Exercise goal:
Retype the complete listing exactly as it appears.

[Given data start]

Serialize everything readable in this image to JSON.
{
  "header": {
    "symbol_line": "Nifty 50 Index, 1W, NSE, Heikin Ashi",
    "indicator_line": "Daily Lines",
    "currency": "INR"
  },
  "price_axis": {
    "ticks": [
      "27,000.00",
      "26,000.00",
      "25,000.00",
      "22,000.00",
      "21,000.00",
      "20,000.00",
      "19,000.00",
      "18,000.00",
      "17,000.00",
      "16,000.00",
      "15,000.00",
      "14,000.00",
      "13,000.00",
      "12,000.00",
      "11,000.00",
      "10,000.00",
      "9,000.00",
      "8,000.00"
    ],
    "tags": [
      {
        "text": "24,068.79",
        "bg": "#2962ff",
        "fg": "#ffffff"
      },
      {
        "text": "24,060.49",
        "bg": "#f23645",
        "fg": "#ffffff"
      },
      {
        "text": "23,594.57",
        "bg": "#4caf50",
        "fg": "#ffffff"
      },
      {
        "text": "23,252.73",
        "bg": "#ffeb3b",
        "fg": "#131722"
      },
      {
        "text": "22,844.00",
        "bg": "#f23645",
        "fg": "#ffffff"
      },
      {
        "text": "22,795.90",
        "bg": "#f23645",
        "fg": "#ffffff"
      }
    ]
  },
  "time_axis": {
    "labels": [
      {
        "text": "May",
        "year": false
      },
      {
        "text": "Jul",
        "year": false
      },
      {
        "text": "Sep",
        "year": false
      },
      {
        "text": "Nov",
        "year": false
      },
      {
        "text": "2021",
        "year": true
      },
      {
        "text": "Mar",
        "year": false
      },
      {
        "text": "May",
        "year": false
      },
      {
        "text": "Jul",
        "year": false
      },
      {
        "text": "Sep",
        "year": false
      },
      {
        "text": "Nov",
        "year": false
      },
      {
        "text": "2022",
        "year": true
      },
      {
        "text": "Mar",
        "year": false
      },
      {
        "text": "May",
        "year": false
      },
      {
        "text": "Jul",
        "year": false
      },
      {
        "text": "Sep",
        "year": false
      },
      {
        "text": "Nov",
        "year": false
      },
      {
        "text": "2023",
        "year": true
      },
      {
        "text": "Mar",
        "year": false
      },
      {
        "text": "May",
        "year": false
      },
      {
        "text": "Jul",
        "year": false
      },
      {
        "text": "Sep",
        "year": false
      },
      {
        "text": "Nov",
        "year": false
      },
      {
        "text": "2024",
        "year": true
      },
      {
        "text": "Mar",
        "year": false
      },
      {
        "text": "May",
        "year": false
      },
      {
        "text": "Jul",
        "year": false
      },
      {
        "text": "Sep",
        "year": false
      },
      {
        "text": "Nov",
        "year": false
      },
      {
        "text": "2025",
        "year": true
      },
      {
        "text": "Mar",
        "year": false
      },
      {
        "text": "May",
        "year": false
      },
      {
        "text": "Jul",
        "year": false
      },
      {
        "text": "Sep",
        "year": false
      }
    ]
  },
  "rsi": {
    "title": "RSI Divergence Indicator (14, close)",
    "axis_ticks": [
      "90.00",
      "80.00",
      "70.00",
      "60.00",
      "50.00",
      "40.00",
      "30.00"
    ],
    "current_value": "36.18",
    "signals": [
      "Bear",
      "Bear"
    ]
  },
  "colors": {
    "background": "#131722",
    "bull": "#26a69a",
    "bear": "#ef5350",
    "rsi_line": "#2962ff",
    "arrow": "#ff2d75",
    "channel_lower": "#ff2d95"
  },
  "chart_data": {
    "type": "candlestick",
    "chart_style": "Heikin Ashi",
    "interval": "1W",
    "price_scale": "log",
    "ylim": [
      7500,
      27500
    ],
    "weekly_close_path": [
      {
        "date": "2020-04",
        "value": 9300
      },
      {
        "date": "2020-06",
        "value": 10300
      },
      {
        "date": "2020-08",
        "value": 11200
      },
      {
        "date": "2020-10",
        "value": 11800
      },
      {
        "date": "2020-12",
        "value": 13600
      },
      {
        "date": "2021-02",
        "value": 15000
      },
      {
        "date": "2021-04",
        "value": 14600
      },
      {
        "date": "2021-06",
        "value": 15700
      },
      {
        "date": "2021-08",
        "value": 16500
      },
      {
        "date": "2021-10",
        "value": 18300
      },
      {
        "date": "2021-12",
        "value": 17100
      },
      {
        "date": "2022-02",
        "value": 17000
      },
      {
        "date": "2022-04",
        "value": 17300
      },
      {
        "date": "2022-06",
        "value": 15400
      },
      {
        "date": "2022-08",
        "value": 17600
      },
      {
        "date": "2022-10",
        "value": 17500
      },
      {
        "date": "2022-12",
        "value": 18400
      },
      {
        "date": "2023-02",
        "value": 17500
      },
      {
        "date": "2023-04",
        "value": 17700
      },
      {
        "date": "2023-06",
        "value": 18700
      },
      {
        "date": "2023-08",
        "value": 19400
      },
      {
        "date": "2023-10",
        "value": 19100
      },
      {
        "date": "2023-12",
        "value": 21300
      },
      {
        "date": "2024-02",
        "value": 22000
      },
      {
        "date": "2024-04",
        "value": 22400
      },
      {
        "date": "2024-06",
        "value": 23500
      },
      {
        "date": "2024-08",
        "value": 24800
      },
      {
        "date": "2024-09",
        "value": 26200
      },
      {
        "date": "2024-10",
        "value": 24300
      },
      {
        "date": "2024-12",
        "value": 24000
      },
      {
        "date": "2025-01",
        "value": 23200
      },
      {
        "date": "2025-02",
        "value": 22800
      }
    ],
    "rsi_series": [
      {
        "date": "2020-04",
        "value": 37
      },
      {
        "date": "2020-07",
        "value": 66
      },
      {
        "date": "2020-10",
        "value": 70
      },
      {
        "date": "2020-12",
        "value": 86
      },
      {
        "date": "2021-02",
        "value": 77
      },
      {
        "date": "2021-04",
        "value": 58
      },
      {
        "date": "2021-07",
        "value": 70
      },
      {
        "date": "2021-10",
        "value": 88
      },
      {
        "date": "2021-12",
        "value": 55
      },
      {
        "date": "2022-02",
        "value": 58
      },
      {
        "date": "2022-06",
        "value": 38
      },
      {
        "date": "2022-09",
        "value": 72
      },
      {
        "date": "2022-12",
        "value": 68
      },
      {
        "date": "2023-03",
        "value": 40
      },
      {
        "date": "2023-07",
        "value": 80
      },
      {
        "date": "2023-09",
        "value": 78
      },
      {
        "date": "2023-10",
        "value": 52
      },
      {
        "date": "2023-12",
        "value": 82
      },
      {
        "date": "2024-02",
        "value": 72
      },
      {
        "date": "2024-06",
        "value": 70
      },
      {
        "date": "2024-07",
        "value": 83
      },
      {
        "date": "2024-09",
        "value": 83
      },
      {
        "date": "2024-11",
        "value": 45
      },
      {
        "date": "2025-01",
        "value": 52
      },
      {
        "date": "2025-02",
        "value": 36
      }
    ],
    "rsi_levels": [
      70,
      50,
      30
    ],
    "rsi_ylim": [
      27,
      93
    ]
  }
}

[Given data end]

Answer to this problem:
Serialize everything readable in this image to JSON.
{
  "header": {
    "symbol_line": "Nifty 50 Index, 1W, NSE, Heikin Ashi",
    "indicator_line": "Daily Lines",
    "currency": "INR"
  },
  "price_axis": {
    "ticks": [
      "27,000.00",
      "26,000.00",
      "25,000.00",
      "22,000.00",
      "21,000.00",
      "20,000.00",
      "19,000.00",
      "18,000.00",
      "17,000.00",
      "16,000.00",
      "15,000.00",
      "14,000.00",
      "13,000.00",
      "12,000.00",
      "11,000.00",
      "10,000.00",
      "9,000.00",
      "8,000.00"
    ],
    "tags": [
      {
        "text": "24,068.79",
        "bg": "#2962ff",
        "fg": "#ffffff"
      },
      {
        "text": "24,060.49",
        "bg": "#f23645",
        "fg": "#ffffff"
      },
      {
        "text": "23,594.57",
        "bg": "#4caf50",
        "fg": "#ffffff"
      },
      {
        "text": "23,252.73",
        "bg": "#ffeb3b",
        "fg": "#131722"
      },
      {
        "text": "22,844.00",
        "bg": "#f23645",
        "fg": "#ffffff"
      },
      {
        "text": "22,795.90",
        "bg": "#f23645",
        "fg": "#ffffff"
      }
    ]
  },
  "time_axis": {
    "labels": [
      {
        "text": "May",
        "year": false
      },
      {
        "text": "Jul",
        "year": false
      },
      {
        "text": "Sep",
        "year": false
      },
      {
        "text": "Nov",
        "year": false
      },
      {
        "text": "2021",
        "year": true
      },
      {
        "text": "Mar",
        "year": false
      },
      {
        "text": "May",
        "year": false
      },
      {
        "text": "Jul",
        "year": false
      },
      {
        "text": "Sep",
        "year": false
      },
      {
        "text": "Nov",
        "year": false
      },
      {
        "text": "2022",
        "year": true
      },
      {
        "text": "Mar",
        "year": false
      },
      {
        "text": "May",
        "year": false
      },
      {
        "text": "Jul",
        "year": false
      },
      {
        "text": "Sep",
        "year": false
      },
      {
        "text": "Nov",
        "year": false
      },
      {
        "text": "2023",
        "year": true
      },
      {
        "text": "Mar",
        "year": false
      },
      {
        "text": "May",
        "year": false
      },
      {
        "text": "Jul",
        "year": false
      },
      {
        "text": "Sep",
        "year": false
      },
      {
        "text": "Nov",
        "year": false
      },
      {
        "text": "2024",
        "year": true
      },
      {
        "text": "Mar",
        "year": false
      },
      {
        "text": "May",
        "year": false
      },
      {
        "text": "Jul",
        "year": false
      },
      {
        "text": "Sep",
        "year": false
      },
      {
        "text": "Nov",
        "year": false
      },
      {
        "text": "2025",
        "year": true
      },
      {
        "text": "Mar",
        "year": false
      },
      {
        "text": "May",
        "year": false
      },
      {
        "text": "Jul",
        "year": false
      },
      {
        "text": "Sep",
        "year": false
      }
    ]
  },
  "rsi": {
    "title": "RSI Divergence Indicator (14, close)",
    "axis_ticks": [
      "90.00",
      "80.00",
      "70.00",
      "60.00",
      "50.00",
      "40.00",
      "30.00"
    ],
    "current_value": "36.18",
    "signals": [
      "Bear",
      "Bear"
    ]
  },
  "colors": {
    "background": "#131722",
    "bull": "#26a69a",
    "bear": "#ef5350",
    "rsi_line": "#2962ff",
    "arrow": "#ff2d75",
    "channel_lower": "#ff2d95"
  },
  "chart_data": {
    "type": "candlestick",
    "chart_style": "Heikin Ashi",
    "interval": "1W",
    "price_scale": "log",
    "ylim": [
      7500,
      27500
    ],
    "weekly_close_path": [
      {
        "date": "2020-04",
        "value": 9300
      },
      {
        "date": "2020-06",
        "value": 10300
      },
      {
        "date": "2020-08",
        "value": 11200
      },
      {
        "date": "2020-10",
        "value": 11800
      },
      {
        "date": "2020-12",
        "value": 13600
      },
      {
        "date": "2021-02",
        "value": 15000
      },
      {
        "date": "2021-04",
        "value": 14600
      },
      {
        "date": "2021-06",
        "value": 15700
      },
      {
        "date": "2021-08",
        "value": 16500
      },
      {
        "date": "2021-10",
        "value": 18300
      },
      {
        "date": "2021-12",
        "value": 17100
      },
      {
        "date": "2022-02",
        "value": 17000
      },
      {
        "date": "2022-04",
        "value": 17300
      },
      {
        "date": "2022-06",
        "value": 15400
      },
      {
        "date": "2022-08",
        "value": 17600
      },
      {
        "date": "2022-10",
        "value": 17500
      },
      {
        "date": "2022-12",
        "value": 18400
      },
      {
        "date": "2023-02",
        "value": 17500
      },
      {
        "date": "2023-04",
        "value": 17700
      },
      {
        "date": "2023-06",
        "value": 18700
      },
      {
        "date": "2023-08",
        "value": 19400
      },
      {
        "date": "2023-10",
        "value": 19100
      },
      {
        "date": "2023-12",
        "value": 21300
      },
      {
        "date": "2024-02",
        "value": 22000
      },
      {
        "date": "2024-04",
        "value": 22400
      },
      {
        "date": "2024-06",
        "value": 23500
      },
      {
        "date": "2024-08",
        "value": 24800
      },
      {
        "date": "2024-09",
        "value": 26200
      },
      {
        "date": "2024-10",
        "value": 24300
      },
      {
        "date": "2024-12",
        "value": 24000
      },
      {
        "date": "2025-01",
        "value": 23200
      },
      {
        "date": "2025-02",
        "value": 22800
      }
    ],
    "rsi_series": [
      {
        "date": "2020-04",
        "value": 37
      },
      {
        "date": "2020-07",
        "value": 66
      },
      {
        "date": "2020-10",
        "value": 70
      },
      {
        "date": "2020-12",
        "value": 86
      },
      {
        "date": "2021-02",
        "value": 77
      },
      {
        "date": "2021-04",
        "value": 58
      },
      {
        "date": "2021-07",
        "value": 70
      },
      {
        "date": "2021-10",
        "value": 88
      },
      {
        "date": "2021-12",
        "value": 55
      },
      {
        "date": "2022-02",
        "value": 58
      },
      {
        "date": "2022-06",
        "value": 38
      },
      {
        "date": "2022-09",
        "value": 72
      },
      {
        "date": "2022-12",
        "value": 68
      },
      {
        "date": "2023-03",
        "value": 40
      },
      {
        "date": "2023-07",
        "value": 80
      },
      {
        "date": "2023-09",
        "value": 78
      },
      {
        "date": "2023-10",
        "value": 52
      },
      {
        "date": "2023-12",
        "value": 82
      },
      {
        "date": "2024-02",
        "value": 72
      },
      {
        "date": "2024-06",
        "value": 70
      },
      {
        "date": "2024-07",
        "value": 83
      },
      {
        "date": "2024-09",
        "value": 83
      },
      {
        "date": "2024-11",
        "value": 45
      },
      {
        "date": "2025-01",
        "value": 52
      },
      {
        "date": "2025-02",
        "value": 36
      }
    ],
    "rsi_levels": [
      70,
      50,
      30
    ],
    "rsi_ylim": [
      27,
      93
    ]
  }
}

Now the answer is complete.